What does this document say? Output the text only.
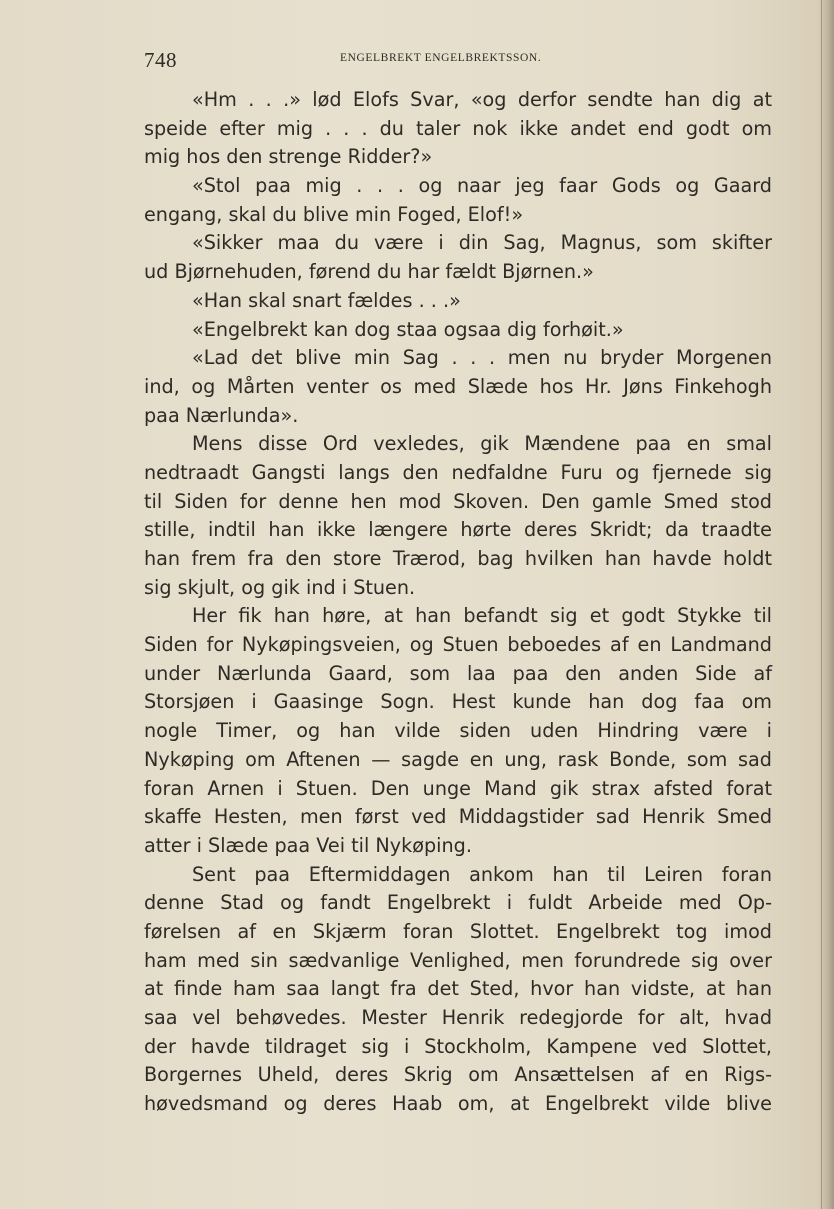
748	ENGELBREKT ENGELBREKTSSON.
«Hm . . .» lød Elofs Svar, «og derfor sendte han dig at
speide efter mig . . . du taler nok ikke andet end godt om
mig hos den strenge Ridder?»
«Stol paa mig . . . og naar jeg faar Gods og Gaard
engang, skal du blive min Foged, Elof!»
«Sikker maa du være i din Sag, Magnus, som skifter
ud Bjørnehuden, førend du har fældt Bjørnen.»
«Han skal snart fældes . . .»
«Engelbrekt kan dog staa ogsaa dig forhøit.»
«Lad det blive min Sag . . . men nu bryder Morgenen
ind, og Mårten venter os med Slæde hos Hr. Jøns Finkehogh
paa Nærlunda».
Mens disse Ord vexledes, gik Mændene paa en smal
nedtraadt Gangsti langs den nedfaldne Furu og fjernede sig
til Siden for denne hen mod Skoven. Den gamle Smed stod
stille, indtil han ikke længere hørte deres Skridt; da traadte
han frem fra den store Trærod, bag hvilken han havde holdt
sig skjult, og gik ind i Stuen.
Her fik han høre, at han befandt sig et godt Stykke til
Siden for Nykøpingsveien, og Stuen beboedes af en Landmand
under Nærlunda Gaard, som laa paa den anden Side af
Storsjøen i Gaasinge Sogn. Hest kunde han dog faa om
nogle Timer, og han vilde siden uden Hindring være i
Nykøping om Aftenen — sagde en ung, rask Bonde, som sad
foran Arnen i Stuen. Den unge Mand gik strax afsted forat
skaffe Hesten, men først ved Middagstider sad Henrik Smed
atter i Slæde paa Vei til Nykøping.
Sent paa Eftermiddagen ankom han til Leiren foran
denne Stad og fandt Engelbrekt i fuldt Arbeide med Op-
førelsen af en Skjærm foran Slottet. Engelbrekt tog imod
ham med sin sædvanlige Venlighed, men forundrede sig over
at finde ham saa langt fra det Sted, hvor han vidste, at han
saa vel behøvedes. Mester Henrik redegjorde for alt, hvad
der havde tildraget sig i Stockholm, Kampene ved Slottet,
Borgernes Uheld, deres Skrig om Ansættelsen af en Rigs-
høvedsmand og deres Haab om, at Engelbrekt vilde blive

════

Select all lines in the listing above where the word "skal" appears, and show them.

▶ **FULL OUTPUT**:
engang, skal du blive min Foged, Elof!»
«Han skal snart fældes . . .»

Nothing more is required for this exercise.